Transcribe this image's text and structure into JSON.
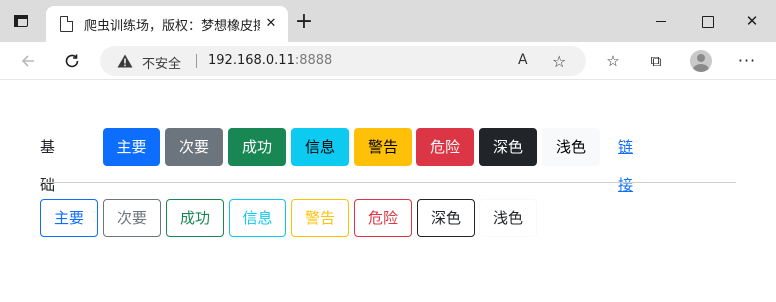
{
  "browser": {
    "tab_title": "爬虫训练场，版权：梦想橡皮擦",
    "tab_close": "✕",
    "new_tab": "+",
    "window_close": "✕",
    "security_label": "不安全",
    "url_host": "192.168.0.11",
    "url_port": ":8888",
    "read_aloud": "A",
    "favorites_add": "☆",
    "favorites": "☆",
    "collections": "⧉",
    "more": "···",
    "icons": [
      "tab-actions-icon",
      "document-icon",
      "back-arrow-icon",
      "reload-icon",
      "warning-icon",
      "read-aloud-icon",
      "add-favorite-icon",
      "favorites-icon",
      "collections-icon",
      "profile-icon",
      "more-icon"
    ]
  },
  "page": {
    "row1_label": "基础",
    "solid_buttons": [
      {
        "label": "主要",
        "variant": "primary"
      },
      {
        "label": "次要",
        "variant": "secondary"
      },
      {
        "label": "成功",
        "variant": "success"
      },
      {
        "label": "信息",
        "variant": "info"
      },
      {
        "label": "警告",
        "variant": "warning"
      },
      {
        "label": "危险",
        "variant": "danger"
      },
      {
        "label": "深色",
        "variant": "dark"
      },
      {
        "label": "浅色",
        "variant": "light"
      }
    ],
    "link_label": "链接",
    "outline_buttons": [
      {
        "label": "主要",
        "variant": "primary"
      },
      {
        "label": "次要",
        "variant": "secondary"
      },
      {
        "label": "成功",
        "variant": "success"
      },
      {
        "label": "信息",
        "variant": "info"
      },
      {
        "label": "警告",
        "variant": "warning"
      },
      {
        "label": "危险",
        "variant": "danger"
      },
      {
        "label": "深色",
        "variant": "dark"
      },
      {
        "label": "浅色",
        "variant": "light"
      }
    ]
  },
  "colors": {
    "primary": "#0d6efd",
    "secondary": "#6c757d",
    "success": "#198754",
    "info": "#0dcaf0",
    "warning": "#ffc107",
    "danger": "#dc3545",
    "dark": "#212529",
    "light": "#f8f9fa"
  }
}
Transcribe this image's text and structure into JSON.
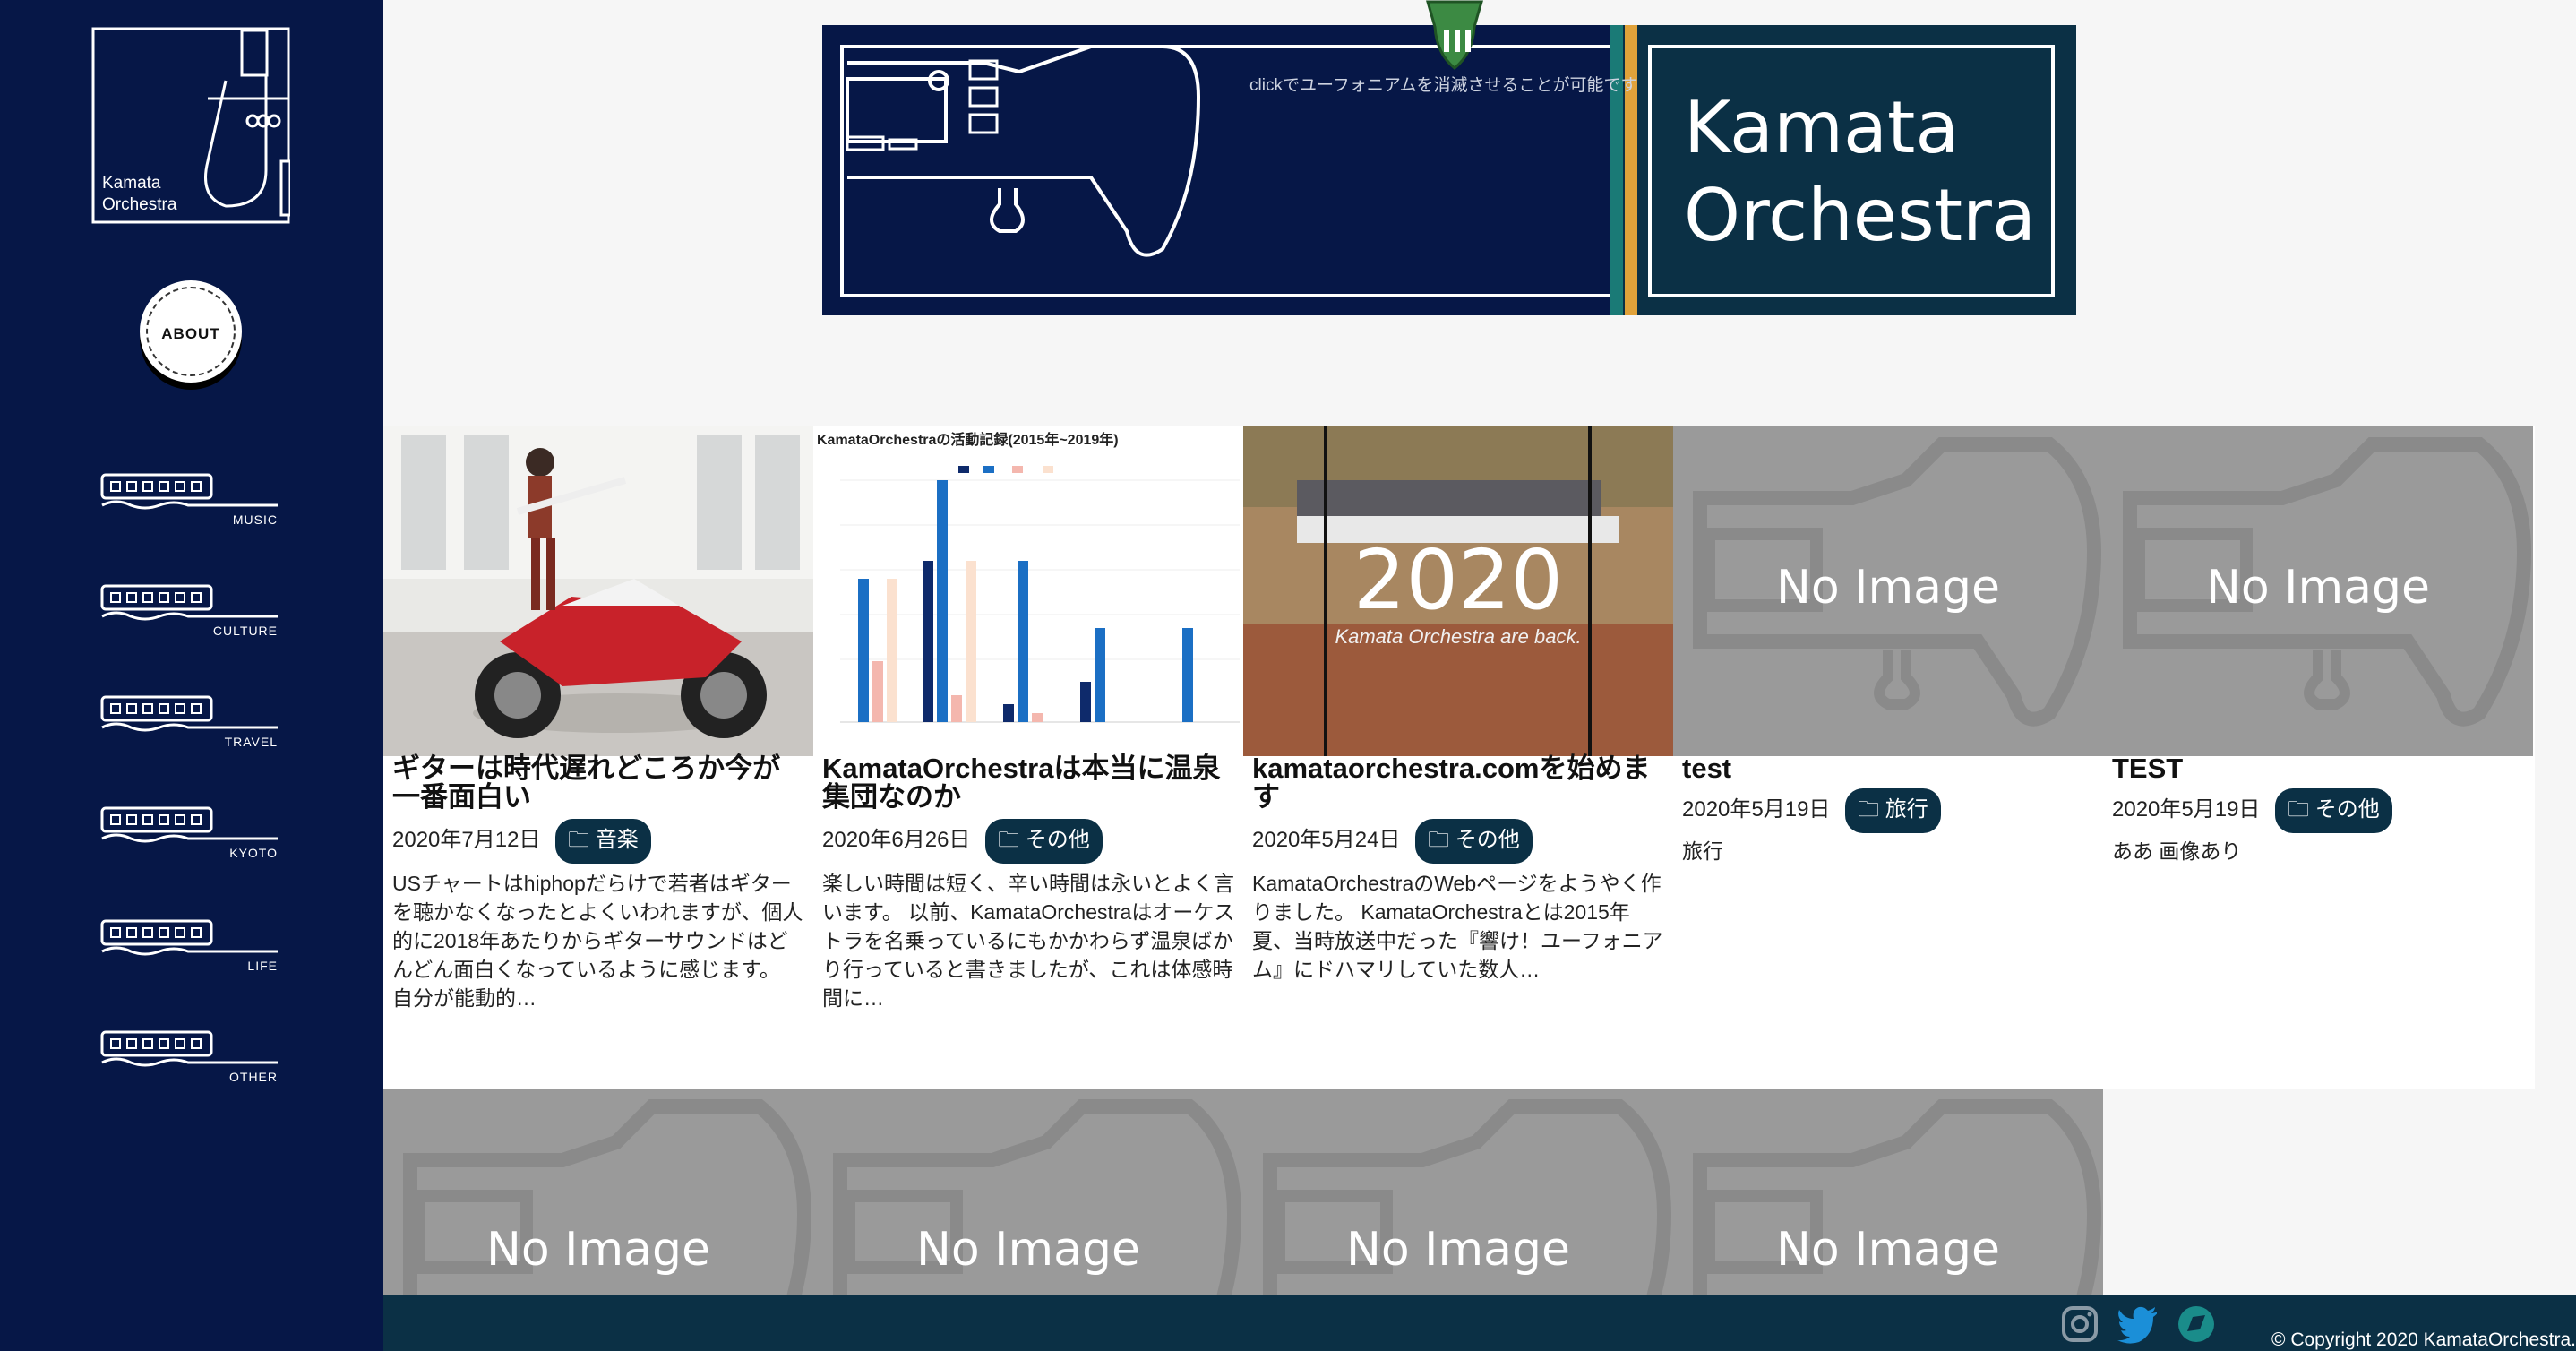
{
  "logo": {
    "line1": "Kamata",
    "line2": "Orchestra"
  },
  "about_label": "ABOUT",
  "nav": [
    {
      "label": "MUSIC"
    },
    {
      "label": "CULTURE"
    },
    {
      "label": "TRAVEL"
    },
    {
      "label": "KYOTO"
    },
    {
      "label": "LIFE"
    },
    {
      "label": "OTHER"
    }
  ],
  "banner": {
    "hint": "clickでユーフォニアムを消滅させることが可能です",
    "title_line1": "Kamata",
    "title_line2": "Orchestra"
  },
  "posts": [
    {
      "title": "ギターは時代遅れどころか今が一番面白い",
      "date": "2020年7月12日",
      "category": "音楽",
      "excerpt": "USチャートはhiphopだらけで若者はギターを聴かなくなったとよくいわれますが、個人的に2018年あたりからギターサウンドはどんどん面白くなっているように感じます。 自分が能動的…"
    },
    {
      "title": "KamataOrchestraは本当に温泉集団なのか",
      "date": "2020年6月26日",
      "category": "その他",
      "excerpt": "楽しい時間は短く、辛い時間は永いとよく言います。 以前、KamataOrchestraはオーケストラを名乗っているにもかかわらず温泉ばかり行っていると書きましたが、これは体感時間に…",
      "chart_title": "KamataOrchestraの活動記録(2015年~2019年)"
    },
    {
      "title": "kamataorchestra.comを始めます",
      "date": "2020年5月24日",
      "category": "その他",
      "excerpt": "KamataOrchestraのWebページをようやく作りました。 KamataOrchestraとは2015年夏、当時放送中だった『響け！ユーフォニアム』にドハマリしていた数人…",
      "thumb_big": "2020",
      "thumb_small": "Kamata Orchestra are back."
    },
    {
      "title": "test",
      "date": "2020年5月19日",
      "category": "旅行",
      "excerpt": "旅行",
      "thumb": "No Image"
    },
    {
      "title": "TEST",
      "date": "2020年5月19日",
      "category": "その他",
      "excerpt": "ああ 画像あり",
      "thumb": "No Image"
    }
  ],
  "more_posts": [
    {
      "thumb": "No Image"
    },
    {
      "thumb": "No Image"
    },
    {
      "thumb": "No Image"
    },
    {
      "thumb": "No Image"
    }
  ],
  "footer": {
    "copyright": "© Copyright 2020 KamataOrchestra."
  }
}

::::

WHAT IS ASKED: Repeat the data exactly, dropping every picture it holds.

RESULT OF THE EXERCISE:
Transcribe this image's text and structure into JSON.
{
  "browser": {
    "tab_title": "爬虫训练场，版权：梦想橡皮擦",
    "tab_close": "✕",
    "new_tab": "+",
    "window_close": "✕",
    "security_label": "不安全",
    "url_host": "192.168.0.11",
    "url_port": ":8888",
    "read_aloud": "A",
    "favorites_add": "☆",
    "favorites": "☆",
    "collections": "⧉",
    "more": "···",
    "icons": [
      "tab-actions-icon",
      "document-icon",
      "back-arrow-icon",
      "reload-icon",
      "warning-icon",
      "read-aloud-icon",
      "add-favorite-icon",
      "favorites-icon",
      "collections-icon",
      "profile-icon",
      "more-icon"
    ]
  },
  "page": {
    "row1_label": "基础",
    "solid_buttons": [
      {
        "label": "主要",
        "variant": "primary"
      },
      {
        "label": "次要",
        "variant": "secondary"
      },
      {
        "label": "成功",
        "variant": "success"
      },
      {
        "label": "信息",
        "variant": "info"
      },
      {
        "label": "警告",
        "variant": "warning"
      },
      {
        "label": "危险",
        "variant": "danger"
      },
      {
        "label": "深色",
        "variant": "dark"
      },
      {
        "label": "浅色",
        "variant": "light"
      }
    ],
    "link_label": "链接",
    "outline_buttons": [
      {
        "label": "主要",
        "variant": "primary"
      },
      {
        "label": "次要",
        "variant": "secondary"
      },
      {
        "label": "成功",
        "variant": "success"
      },
      {
        "label": "信息",
        "variant": "info"
      },
      {
        "label": "警告",
        "variant": "warning"
      },
      {
        "label": "危险",
        "variant": "danger"
      },
      {
        "label": "深色",
        "variant": "dark"
      },
      {
        "label": "浅色",
        "variant": "light"
      }
    ]
  },
  "colors": {
    "primary": "#0d6efd",
    "secondary": "#6c757d",
    "success": "#198754",
    "info": "#0dcaf0",
    "warning": "#ffc107",
    "danger": "#dc3545",
    "dark": "#212529",
    "light": "#f8f9fa"
  }
}
Transcribe this image's text and structure into JSON.
{
  "logo": {
    "line1": "Kamata",
    "line2": "Orchestra"
  },
  "about_label": "ABOUT",
  "nav": [
    {
      "label": "MUSIC"
    },
    {
      "label": "CULTURE"
    },
    {
      "label": "TRAVEL"
    },
    {
      "label": "KYOTO"
    },
    {
      "label": "LIFE"
    },
    {
      "label": "OTHER"
    }
  ],
  "banner": {
    "hint": "clickでユーフォニアムを消滅させることが可能です",
    "title_line1": "Kamata",
    "title_line2": "Orchestra"
  },
  "posts": [
    {
      "title": "ギターは時代遅れどころか今が一番面白い",
      "date": "2020年7月12日",
      "category": "音楽",
      "excerpt": "USチャートはhiphopだらけで若者はギターを聴かなくなったとよくいわれますが、個人的に2018年あたりからギターサウンドはどんどん面白くなっているように感じます。 自分が能動的…"
    },
    {
      "title": "KamataOrchestraは本当に温泉集団なのか",
      "date": "2020年6月26日",
      "category": "その他",
      "excerpt": "楽しい時間は短く、辛い時間は永いとよく言います。 以前、KamataOrchestraはオーケストラを名乗っているにもかかわらず温泉ばかり行っていると書きましたが、これは体感時間に…",
      "chart_title": "KamataOrchestraの活動記録(2015年~2019年)"
    },
    {
      "title": "kamataorchestra.comを始めます",
      "date": "2020年5月24日",
      "category": "その他",
      "excerpt": "KamataOrchestraのWebページをようやく作りました。 KamataOrchestraとは2015年夏、当時放送中だった『響け！ユーフォニアム』にドハマリしていた数人…",
      "thumb_big": "2020",
      "thumb_small": "Kamata Orchestra are back."
    },
    {
      "title": "test",
      "date": "2020年5月19日",
      "category": "旅行",
      "excerpt": "旅行",
      "thumb": "No Image"
    },
    {
      "title": "TEST",
      "date": "2020年5月19日",
      "category": "その他",
      "excerpt": "ああ 画像あり",
      "thumb": "No Image"
    }
  ],
  "more_posts": [
    {
      "thumb": "No Image"
    },
    {
      "thumb": "No Image"
    },
    {
      "thumb": "No Image"
    },
    {
      "thumb": "No Image"
    }
  ],
  "footer": {
    "copyright": "© Copyright 2020 KamataOrchestra."
  }
}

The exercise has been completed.